-- start Provided records --

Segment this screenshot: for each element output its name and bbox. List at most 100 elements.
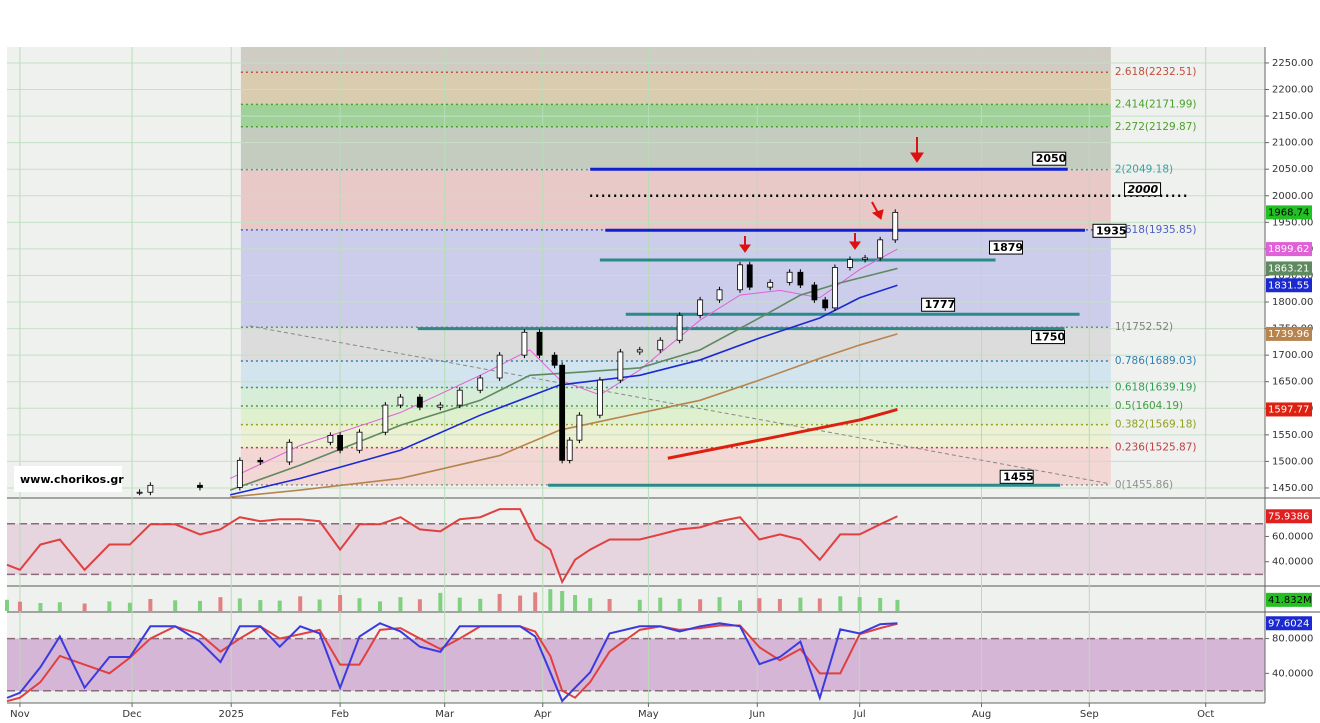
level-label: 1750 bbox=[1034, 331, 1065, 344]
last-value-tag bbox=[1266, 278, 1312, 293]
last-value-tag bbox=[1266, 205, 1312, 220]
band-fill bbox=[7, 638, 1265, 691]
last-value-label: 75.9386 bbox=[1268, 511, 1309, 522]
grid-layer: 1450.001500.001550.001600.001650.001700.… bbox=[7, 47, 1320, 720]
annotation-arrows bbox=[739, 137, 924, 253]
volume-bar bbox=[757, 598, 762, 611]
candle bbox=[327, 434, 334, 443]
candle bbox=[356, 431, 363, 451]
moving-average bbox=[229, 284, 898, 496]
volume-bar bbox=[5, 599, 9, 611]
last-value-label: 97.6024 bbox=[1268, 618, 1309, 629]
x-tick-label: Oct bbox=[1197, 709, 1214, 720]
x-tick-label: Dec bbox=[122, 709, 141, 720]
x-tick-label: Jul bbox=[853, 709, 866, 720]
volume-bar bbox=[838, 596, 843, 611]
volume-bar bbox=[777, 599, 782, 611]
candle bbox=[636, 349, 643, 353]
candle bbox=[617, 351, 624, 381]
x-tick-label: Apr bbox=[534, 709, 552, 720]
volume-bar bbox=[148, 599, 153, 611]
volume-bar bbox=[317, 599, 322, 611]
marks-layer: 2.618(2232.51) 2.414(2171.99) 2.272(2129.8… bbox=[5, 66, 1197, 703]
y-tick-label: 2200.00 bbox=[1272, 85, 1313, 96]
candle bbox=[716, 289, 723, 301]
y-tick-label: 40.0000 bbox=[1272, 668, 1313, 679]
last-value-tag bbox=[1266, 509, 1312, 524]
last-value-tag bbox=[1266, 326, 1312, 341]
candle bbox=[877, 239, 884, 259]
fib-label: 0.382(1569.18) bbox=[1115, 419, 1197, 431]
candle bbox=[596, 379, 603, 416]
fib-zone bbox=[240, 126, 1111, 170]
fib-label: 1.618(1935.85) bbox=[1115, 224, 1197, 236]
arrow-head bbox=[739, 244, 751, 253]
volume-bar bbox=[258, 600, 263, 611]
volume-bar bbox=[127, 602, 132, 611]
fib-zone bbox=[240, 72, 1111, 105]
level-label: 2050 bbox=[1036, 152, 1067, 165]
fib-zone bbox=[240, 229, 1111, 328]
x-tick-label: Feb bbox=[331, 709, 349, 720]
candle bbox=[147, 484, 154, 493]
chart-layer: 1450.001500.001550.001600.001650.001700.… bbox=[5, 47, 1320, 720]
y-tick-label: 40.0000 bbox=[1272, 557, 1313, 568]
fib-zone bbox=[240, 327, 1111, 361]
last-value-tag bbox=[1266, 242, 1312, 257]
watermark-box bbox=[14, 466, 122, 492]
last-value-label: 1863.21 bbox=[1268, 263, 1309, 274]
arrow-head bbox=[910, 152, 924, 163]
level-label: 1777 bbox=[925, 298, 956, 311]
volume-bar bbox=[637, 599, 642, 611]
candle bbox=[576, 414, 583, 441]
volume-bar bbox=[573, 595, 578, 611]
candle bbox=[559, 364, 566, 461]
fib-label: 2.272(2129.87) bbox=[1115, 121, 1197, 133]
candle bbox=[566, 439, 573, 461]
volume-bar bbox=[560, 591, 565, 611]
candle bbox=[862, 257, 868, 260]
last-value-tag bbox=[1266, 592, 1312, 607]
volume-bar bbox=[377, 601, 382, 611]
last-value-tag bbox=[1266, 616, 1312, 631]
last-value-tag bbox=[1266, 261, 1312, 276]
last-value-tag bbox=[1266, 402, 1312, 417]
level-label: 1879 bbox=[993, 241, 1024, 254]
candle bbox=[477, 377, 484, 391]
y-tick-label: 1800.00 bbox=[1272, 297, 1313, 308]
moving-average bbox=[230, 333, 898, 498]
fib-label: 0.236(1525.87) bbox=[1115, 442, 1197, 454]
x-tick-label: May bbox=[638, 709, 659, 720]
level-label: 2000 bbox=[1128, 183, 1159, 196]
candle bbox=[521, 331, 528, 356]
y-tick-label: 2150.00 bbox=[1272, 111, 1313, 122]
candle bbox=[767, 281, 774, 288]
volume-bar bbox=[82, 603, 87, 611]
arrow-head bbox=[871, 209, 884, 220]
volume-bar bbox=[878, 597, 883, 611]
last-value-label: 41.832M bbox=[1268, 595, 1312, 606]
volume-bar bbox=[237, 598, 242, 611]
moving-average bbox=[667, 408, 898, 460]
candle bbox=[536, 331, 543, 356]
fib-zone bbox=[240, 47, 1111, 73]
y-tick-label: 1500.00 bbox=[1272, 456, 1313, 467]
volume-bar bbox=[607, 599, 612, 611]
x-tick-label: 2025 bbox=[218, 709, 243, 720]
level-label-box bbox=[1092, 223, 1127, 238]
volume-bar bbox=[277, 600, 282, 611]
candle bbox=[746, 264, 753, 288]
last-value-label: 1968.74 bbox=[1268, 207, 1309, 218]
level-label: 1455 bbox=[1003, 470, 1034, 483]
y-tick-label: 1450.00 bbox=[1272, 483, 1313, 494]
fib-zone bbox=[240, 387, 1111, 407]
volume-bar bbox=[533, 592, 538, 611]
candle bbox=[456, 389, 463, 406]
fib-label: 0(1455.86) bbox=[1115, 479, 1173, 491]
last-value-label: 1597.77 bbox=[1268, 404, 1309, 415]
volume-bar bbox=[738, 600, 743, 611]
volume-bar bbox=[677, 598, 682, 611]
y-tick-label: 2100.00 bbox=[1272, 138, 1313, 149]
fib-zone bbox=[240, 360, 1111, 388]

-- end Provided records --
-- start Provided records --

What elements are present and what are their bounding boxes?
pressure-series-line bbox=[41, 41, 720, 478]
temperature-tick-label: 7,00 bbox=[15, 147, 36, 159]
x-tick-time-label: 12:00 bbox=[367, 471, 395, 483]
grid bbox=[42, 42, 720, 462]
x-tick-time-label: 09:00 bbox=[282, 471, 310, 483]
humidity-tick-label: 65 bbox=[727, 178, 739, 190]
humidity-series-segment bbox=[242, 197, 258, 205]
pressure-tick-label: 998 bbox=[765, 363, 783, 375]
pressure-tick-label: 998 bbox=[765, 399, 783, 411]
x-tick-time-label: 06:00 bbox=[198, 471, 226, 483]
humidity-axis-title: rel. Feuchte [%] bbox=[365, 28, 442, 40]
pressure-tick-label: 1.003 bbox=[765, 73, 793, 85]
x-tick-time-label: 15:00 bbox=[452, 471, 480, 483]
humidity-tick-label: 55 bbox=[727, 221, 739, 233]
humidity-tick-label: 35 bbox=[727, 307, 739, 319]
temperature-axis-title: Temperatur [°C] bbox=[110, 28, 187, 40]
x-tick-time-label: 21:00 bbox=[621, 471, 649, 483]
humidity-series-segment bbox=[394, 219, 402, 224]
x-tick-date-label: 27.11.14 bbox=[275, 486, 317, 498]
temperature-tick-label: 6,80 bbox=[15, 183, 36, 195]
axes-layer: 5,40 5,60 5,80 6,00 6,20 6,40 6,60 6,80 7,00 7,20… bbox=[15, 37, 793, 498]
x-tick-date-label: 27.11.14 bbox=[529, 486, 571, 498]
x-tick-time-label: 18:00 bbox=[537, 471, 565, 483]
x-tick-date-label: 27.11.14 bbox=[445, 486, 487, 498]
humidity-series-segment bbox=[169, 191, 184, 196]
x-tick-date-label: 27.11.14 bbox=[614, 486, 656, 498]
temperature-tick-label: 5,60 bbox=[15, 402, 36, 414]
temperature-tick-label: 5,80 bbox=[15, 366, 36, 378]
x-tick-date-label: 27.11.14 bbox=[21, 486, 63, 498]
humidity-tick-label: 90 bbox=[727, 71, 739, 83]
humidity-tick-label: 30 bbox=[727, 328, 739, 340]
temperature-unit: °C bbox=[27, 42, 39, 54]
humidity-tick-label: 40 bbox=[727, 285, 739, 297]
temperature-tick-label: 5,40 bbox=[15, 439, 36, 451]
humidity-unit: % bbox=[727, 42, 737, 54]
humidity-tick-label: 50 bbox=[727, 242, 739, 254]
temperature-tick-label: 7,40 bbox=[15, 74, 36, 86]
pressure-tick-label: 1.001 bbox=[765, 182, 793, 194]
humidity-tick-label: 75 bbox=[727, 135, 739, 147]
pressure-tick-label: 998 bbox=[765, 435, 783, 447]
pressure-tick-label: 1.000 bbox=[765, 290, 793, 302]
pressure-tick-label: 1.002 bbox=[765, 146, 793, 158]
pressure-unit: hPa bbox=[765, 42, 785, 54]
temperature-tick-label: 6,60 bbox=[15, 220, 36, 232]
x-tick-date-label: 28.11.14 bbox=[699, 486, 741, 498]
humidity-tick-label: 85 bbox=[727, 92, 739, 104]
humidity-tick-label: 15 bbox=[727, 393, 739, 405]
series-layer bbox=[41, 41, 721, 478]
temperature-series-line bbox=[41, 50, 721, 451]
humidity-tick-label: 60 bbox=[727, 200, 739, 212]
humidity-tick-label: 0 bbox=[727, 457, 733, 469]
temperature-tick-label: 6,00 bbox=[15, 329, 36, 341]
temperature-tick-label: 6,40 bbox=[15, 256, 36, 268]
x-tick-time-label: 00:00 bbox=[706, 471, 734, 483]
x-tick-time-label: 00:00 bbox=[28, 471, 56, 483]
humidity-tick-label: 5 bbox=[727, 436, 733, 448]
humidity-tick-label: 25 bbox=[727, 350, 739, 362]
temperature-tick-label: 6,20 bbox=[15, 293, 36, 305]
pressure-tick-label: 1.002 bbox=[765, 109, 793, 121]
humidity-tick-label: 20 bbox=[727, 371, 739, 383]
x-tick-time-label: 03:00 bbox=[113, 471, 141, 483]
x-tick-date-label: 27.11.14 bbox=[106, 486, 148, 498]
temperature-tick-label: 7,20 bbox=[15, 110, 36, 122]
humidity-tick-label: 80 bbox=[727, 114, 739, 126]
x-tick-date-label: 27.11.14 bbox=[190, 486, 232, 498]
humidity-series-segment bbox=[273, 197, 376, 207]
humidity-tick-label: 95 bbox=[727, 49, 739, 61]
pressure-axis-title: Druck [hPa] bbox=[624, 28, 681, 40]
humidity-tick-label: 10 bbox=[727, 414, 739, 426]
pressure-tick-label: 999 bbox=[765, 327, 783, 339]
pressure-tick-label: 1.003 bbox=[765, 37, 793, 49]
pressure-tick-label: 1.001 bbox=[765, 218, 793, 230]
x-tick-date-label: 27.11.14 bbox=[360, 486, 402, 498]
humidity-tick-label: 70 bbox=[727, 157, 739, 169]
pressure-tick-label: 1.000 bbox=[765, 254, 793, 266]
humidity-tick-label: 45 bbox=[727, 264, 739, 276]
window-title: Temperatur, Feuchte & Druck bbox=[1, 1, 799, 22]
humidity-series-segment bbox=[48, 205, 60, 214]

-- end Provided records --

• _Aim_: Can you write out the rows above, from the one containing "level-label: 1750 bbox=[1034, 331, 1065, 344]" through the one containing "last-value-label: 75.9386 bbox=[1268, 511, 1309, 522]", both included, with no changes?

• _The answer_:
level-label: 1750 bbox=[1034, 331, 1065, 344]
last-value-tag bbox=[1266, 278, 1312, 293]
last-value-tag bbox=[1266, 205, 1312, 220]
band-fill bbox=[7, 638, 1265, 691]
last-value-label: 75.9386 bbox=[1268, 511, 1309, 522]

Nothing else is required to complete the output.